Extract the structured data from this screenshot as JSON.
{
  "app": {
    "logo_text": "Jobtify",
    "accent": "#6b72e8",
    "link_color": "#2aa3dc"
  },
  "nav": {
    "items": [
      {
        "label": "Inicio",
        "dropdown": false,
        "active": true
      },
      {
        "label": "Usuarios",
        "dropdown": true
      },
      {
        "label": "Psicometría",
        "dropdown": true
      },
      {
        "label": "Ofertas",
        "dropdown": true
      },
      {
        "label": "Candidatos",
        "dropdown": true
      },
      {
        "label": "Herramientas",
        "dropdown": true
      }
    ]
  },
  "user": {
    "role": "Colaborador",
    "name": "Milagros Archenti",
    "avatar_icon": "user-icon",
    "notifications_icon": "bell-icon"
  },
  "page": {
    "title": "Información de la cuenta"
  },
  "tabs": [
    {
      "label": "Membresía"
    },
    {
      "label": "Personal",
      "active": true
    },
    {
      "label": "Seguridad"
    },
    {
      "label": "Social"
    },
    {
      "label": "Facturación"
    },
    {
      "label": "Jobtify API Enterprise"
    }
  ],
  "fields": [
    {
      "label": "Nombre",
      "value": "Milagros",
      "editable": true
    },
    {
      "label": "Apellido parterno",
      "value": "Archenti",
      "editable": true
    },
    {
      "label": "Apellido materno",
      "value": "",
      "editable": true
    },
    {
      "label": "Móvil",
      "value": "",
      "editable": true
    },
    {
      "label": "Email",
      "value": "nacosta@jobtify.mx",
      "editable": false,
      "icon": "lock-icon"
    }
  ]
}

+--

* [TASK OBJECTIVE] Print out every entry, keeping each one exact.

* [EXERCISE ANSWER]
Extract the structured data from this screenshot as JSON.
{
  "app": {
    "logo_text": "Jobtify",
    "accent": "#6b72e8",
    "link_color": "#2aa3dc"
  },
  "nav": {
    "items": [
      {
        "label": "Inicio",
        "dropdown": false,
        "active": true
      },
      {
        "label": "Usuarios",
        "dropdown": true
      },
      {
        "label": "Psicometría",
        "dropdown": true
      },
      {
        "label": "Ofertas",
        "dropdown": true
      },
      {
        "label": "Candidatos",
        "dropdown": true
      },
      {
        "label": "Herramientas",
        "dropdown": true
      }
    ]
  },
  "user": {
    "role": "Colaborador",
    "name": "Milagros Archenti",
    "avatar_icon": "user-icon",
    "notifications_icon": "bell-icon"
  },
  "page": {
    "title": "Información de la cuenta"
  },
  "tabs": [
    {
      "label": "Membresía"
    },
    {
      "label": "Personal",
      "active": true
    },
    {
      "label": "Seguridad"
    },
    {
      "label": "Social"
    },
    {
      "label": "Facturación"
    },
    {
      "label": "Jobtify API Enterprise"
    }
  ],
  "fields": [
    {
      "label": "Nombre",
      "value": "Milagros",
      "editable": true
    },
    {
      "label": "Apellido parterno",
      "value": "Archenti",
      "editable": true
    },
    {
      "label": "Apellido materno",
      "value": "",
      "editable": true
    },
    {
      "label": "Móvil",
      "value": "",
      "editable": true
    },
    {
      "label": "Email",
      "value": "nacosta@jobtify.mx",
      "editable": false,
      "icon": "lock-icon"
    }
  ]
}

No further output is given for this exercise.